● **Goal**
Scan the entries below and extract each line with the word "type" in it.

-- START Records --

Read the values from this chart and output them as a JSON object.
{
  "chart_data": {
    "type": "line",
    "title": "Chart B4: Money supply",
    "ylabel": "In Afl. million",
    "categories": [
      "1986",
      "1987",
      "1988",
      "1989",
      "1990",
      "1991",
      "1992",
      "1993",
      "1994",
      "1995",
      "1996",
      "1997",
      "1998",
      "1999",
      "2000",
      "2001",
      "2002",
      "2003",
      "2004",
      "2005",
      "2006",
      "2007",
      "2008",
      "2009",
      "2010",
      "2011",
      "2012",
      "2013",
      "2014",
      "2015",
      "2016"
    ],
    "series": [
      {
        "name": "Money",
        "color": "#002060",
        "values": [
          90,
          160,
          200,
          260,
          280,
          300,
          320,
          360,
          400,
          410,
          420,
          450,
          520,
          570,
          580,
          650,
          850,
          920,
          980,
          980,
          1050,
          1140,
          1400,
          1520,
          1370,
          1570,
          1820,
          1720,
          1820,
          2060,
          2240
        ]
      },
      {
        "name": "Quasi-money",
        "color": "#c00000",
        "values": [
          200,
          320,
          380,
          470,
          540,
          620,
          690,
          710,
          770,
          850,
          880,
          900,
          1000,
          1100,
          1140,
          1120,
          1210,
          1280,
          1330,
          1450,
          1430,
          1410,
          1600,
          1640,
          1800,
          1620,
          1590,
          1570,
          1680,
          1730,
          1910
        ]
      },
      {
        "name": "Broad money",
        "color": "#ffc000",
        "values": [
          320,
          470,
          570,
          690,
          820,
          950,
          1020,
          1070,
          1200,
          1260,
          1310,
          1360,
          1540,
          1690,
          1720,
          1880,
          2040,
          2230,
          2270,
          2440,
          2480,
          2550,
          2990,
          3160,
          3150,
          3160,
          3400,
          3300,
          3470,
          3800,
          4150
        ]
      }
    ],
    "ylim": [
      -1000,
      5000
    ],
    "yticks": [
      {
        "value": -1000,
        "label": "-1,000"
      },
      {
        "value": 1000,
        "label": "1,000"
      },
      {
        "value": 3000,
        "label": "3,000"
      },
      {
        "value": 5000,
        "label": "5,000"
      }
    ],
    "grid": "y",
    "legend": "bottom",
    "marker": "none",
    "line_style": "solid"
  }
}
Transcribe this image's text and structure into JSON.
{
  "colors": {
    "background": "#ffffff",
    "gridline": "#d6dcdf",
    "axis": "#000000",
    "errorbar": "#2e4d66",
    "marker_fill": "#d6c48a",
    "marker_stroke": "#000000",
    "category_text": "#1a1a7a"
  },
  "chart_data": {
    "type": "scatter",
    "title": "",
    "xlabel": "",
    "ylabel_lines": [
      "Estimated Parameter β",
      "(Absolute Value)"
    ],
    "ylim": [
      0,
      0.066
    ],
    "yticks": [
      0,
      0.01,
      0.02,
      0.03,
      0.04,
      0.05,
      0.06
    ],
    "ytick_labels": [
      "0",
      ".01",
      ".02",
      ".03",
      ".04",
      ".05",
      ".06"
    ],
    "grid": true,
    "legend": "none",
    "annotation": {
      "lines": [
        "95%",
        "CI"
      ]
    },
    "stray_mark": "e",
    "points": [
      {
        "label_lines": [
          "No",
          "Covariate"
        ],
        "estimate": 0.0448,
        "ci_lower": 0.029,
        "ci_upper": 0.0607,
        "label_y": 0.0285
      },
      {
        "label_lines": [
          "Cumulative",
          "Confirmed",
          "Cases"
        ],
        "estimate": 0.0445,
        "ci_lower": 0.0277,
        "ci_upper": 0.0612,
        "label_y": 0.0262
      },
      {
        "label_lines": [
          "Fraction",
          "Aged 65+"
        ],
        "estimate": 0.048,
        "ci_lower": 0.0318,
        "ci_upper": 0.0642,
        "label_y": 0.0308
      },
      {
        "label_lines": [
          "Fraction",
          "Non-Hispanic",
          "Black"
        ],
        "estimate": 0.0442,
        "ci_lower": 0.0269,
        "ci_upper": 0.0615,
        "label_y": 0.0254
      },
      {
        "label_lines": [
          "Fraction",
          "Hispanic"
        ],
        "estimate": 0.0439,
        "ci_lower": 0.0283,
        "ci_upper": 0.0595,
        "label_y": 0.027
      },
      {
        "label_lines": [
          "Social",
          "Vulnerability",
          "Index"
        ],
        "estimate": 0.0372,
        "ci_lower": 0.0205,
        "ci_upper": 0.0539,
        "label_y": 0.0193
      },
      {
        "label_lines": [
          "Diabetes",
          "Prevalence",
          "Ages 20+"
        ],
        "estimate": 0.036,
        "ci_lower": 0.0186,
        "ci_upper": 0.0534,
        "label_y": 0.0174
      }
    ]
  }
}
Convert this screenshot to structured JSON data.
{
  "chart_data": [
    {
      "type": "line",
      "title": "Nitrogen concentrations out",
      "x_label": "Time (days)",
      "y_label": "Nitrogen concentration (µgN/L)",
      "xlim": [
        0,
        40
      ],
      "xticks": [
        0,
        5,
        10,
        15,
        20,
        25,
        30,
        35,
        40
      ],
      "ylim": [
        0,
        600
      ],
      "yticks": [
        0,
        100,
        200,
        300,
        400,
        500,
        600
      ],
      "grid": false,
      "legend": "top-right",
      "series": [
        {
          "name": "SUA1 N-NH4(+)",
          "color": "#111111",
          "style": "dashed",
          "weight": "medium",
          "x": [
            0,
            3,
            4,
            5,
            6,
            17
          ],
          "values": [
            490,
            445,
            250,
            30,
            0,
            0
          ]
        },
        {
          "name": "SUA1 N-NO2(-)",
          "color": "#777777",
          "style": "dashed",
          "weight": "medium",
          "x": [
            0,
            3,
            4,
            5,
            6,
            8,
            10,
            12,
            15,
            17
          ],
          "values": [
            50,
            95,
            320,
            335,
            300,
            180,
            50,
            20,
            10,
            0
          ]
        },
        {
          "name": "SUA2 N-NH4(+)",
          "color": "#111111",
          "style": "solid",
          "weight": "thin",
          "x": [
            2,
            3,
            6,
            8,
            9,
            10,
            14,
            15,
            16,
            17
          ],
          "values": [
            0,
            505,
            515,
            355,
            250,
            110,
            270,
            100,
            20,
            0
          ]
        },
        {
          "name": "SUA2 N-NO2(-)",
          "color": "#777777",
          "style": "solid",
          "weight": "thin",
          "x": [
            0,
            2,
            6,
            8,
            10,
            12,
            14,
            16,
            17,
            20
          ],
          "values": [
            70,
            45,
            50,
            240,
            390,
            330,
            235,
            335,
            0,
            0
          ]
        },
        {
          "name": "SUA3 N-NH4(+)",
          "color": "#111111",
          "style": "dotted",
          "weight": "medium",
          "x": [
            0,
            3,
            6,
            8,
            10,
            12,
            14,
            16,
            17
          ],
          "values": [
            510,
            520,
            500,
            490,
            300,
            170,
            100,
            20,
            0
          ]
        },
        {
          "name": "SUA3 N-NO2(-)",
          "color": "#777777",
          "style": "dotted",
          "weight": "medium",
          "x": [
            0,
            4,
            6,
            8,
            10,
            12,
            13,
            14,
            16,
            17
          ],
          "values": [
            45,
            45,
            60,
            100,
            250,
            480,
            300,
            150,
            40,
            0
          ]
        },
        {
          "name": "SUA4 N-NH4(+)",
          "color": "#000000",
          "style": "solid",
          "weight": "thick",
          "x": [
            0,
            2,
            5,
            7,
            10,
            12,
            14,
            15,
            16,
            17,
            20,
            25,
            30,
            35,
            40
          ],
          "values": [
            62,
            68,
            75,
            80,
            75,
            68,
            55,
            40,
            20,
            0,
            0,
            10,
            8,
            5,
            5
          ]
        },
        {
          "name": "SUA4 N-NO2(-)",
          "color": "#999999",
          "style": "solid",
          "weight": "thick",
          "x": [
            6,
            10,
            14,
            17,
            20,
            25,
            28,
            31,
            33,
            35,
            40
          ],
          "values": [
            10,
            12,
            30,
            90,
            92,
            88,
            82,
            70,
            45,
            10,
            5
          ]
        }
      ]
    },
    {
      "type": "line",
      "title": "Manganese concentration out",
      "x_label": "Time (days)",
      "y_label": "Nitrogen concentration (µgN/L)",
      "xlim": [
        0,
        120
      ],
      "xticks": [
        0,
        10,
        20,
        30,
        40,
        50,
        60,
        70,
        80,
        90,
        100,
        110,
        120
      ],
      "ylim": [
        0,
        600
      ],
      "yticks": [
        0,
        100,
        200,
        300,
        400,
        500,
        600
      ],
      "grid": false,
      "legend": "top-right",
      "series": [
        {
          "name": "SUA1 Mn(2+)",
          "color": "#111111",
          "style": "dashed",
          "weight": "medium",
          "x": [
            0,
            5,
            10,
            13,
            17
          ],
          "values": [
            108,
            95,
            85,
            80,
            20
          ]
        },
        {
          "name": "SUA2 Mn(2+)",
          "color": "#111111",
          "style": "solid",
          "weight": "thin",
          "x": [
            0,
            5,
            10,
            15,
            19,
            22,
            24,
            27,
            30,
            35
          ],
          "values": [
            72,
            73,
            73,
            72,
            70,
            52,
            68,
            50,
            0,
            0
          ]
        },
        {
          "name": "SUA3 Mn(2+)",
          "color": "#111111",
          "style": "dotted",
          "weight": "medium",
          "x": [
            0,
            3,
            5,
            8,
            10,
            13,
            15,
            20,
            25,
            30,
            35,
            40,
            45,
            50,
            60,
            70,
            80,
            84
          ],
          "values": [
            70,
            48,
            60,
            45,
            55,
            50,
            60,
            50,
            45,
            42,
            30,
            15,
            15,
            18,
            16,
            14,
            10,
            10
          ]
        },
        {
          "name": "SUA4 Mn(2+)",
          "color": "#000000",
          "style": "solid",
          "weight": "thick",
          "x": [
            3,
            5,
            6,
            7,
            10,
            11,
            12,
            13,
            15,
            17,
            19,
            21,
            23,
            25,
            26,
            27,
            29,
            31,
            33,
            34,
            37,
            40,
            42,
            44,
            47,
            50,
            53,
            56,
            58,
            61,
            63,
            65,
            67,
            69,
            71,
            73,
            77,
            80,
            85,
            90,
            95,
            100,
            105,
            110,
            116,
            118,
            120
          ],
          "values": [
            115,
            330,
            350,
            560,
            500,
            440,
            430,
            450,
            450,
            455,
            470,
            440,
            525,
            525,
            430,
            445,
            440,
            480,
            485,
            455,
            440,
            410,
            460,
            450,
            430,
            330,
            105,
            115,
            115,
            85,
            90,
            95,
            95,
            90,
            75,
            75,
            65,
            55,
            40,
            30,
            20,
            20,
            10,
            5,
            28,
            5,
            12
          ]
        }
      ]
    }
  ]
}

-- END Records --

● **Output below**
    "type": "line",
    "type": "scatter",
      "type": "line",
      "type": "line",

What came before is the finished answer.